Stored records
▼▼▼
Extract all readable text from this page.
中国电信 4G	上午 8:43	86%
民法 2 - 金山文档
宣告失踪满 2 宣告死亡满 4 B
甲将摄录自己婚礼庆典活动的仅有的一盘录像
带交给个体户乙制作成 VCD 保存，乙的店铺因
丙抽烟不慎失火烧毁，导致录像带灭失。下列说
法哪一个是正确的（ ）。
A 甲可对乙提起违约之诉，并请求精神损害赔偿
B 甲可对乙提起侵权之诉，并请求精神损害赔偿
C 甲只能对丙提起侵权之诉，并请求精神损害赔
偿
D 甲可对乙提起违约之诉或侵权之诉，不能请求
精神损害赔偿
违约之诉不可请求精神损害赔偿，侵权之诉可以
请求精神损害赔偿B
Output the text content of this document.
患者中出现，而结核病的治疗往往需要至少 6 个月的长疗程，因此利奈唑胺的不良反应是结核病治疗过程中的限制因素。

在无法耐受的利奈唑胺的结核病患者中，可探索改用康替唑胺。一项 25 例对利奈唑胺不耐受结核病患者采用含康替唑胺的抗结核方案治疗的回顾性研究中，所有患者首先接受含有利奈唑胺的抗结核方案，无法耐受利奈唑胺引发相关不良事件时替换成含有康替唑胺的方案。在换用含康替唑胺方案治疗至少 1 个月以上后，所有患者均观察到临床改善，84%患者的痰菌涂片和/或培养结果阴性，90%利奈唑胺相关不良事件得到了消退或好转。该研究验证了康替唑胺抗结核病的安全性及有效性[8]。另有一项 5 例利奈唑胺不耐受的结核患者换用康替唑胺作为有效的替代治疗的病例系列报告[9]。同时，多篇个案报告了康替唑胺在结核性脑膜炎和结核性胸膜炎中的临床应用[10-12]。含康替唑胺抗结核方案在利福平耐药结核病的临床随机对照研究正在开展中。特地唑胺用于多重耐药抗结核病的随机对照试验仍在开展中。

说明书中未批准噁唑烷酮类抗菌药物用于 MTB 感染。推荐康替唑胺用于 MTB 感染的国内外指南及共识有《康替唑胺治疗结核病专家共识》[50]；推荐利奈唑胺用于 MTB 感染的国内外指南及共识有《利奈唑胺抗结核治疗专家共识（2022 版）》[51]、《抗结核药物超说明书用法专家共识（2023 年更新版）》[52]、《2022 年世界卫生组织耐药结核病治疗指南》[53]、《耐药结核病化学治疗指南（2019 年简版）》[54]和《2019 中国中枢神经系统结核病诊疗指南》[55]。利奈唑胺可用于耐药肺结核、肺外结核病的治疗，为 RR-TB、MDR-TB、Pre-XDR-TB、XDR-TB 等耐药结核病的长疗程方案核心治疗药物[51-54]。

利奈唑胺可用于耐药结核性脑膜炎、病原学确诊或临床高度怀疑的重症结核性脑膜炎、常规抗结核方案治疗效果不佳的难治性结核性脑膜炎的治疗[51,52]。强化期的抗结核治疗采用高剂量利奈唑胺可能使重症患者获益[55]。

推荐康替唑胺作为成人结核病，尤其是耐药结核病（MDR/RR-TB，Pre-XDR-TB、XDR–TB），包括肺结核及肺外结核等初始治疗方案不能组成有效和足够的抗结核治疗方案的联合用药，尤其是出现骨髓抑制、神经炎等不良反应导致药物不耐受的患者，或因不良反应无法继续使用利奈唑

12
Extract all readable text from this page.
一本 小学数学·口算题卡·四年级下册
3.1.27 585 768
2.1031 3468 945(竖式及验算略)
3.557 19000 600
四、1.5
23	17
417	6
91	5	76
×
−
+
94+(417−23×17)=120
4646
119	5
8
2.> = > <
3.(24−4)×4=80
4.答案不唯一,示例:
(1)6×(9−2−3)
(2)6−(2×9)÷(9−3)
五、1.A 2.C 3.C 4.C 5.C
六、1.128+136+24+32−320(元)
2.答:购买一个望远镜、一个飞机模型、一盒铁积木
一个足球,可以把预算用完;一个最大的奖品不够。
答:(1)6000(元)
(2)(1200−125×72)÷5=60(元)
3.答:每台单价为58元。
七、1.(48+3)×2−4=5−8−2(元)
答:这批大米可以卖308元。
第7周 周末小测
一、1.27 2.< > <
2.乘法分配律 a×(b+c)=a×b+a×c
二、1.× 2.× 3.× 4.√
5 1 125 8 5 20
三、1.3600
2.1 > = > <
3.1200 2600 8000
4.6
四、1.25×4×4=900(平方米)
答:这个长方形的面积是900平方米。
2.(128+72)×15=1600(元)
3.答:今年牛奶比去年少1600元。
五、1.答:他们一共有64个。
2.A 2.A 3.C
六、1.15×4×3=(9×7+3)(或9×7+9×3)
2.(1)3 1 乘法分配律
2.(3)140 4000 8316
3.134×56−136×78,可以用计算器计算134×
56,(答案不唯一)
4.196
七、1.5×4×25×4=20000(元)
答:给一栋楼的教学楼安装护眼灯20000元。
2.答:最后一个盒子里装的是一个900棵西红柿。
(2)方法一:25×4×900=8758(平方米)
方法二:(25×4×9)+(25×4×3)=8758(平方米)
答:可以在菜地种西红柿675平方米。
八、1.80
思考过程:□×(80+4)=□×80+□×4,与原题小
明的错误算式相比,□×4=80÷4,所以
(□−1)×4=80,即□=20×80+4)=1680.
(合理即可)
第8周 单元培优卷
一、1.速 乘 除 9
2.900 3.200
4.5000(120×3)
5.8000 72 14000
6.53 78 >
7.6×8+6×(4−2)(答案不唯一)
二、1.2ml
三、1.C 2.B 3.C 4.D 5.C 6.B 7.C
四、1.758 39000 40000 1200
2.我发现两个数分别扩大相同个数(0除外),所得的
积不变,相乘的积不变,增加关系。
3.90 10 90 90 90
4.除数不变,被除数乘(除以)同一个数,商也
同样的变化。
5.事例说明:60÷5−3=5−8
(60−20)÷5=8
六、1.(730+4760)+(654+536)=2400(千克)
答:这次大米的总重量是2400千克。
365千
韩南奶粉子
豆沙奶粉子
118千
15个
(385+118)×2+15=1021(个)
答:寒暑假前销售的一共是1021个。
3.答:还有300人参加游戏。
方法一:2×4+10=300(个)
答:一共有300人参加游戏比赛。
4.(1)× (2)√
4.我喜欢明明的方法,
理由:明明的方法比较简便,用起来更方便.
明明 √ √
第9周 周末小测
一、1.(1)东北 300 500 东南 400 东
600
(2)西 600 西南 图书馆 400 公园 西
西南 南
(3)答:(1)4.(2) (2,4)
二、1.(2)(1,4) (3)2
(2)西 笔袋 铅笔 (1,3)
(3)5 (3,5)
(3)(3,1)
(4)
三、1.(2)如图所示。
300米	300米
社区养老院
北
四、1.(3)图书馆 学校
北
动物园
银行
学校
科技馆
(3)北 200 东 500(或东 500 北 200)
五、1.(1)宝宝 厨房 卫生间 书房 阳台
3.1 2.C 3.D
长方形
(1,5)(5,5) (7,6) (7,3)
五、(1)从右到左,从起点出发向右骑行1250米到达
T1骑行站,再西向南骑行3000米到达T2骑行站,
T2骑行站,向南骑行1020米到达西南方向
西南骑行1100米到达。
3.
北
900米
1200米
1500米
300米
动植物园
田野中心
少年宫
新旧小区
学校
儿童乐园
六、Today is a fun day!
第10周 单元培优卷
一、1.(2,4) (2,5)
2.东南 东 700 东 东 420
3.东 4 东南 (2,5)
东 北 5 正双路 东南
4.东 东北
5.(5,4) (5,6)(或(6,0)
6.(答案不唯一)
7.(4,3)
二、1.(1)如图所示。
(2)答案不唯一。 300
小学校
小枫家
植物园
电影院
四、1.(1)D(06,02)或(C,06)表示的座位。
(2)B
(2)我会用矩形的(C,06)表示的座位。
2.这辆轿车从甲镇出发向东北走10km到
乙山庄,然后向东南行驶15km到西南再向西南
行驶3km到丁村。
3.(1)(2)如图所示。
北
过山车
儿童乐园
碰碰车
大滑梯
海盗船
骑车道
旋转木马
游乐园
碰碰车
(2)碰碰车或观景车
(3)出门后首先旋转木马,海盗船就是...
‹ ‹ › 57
▲▲▲
WORK INSTRUCTIONS:
Return each line where "表示的座位" shows up.

REPLY:
四、1.(1)D(06,02)或(C,06)表示的座位。
(2)我会用矩形的(C,06)表示的座位。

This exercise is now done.